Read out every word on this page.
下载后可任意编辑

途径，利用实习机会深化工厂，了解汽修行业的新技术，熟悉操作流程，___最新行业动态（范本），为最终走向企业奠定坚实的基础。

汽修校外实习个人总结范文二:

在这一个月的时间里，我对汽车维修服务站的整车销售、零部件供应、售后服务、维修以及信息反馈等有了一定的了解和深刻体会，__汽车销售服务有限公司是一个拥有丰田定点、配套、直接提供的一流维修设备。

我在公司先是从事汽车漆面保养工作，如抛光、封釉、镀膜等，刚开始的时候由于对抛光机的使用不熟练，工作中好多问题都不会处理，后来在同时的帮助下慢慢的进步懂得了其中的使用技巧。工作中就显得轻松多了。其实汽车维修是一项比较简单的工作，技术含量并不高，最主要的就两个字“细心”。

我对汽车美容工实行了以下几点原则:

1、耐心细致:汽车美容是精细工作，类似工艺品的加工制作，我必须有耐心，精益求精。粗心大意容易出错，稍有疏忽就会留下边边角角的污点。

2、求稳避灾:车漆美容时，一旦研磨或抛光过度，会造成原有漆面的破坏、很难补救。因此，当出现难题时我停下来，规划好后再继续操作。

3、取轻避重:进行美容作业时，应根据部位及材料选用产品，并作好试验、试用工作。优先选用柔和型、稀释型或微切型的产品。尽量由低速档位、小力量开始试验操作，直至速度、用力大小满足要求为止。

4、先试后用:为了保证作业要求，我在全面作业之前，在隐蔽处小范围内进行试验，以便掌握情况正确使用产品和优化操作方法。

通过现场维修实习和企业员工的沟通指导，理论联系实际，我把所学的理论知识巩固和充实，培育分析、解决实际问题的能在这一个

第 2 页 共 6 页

****

**Task:** Every line above should be written out again exactly as it stands.

**Problem solution:**
Read out every word on this page.
下载后可任意编辑

途径，利用实习机会深化工厂，了解汽修行业的新技术，熟悉操作流程，___最新行业动态（范本），为最终走向企业奠定坚实的基础。

汽修校外实习个人总结范文二:

在这一个月的时间里，我对汽车维修服务站的整车销售、零部件供应、售后服务、维修以及信息反馈等有了一定的了解和深刻体会，__汽车销售服务有限公司是一个拥有丰田定点、配套、直接提供的一流维修设备。

我在公司先是从事汽车漆面保养工作，如抛光、封釉、镀膜等，刚开始的时候由于对抛光机的使用不熟练，工作中好多问题都不会处理，后来在同时的帮助下慢慢的进步懂得了其中的使用技巧。工作中就显得轻松多了。其实汽车维修是一项比较简单的工作，技术含量并不高，最主要的就两个字“细心”。

我对汽车美容工实行了以下几点原则:

1、耐心细致:汽车美容是精细工作，类似工艺品的加工制作，我必须有耐心，精益求精。粗心大意容易出错，稍有疏忽就会留下边边角角的污点。

2、求稳避灾:车漆美容时，一旦研磨或抛光过度，会造成原有漆面的破坏、很难补救。因此，当出现难题时我停下来，规划好后再继续操作。

3、取轻避重:进行美容作业时，应根据部位及材料选用产品，并作好试验、试用工作。优先选用柔和型、稀释型或微切型的产品。尽量由低速档位、小力量开始试验操作，直至速度、用力大小满足要求为止。

4、先试后用:为了保证作业要求，我在全面作业之前，在隐蔽处小范围内进行试验，以便掌握情况正确使用产品和优化操作方法。

通过现场维修实习和企业员工的沟通指导，理论联系实际，我把所学的理论知识巩固和充实，培育分析、解决实际问题的能在这一个

第 2 页 共 6 页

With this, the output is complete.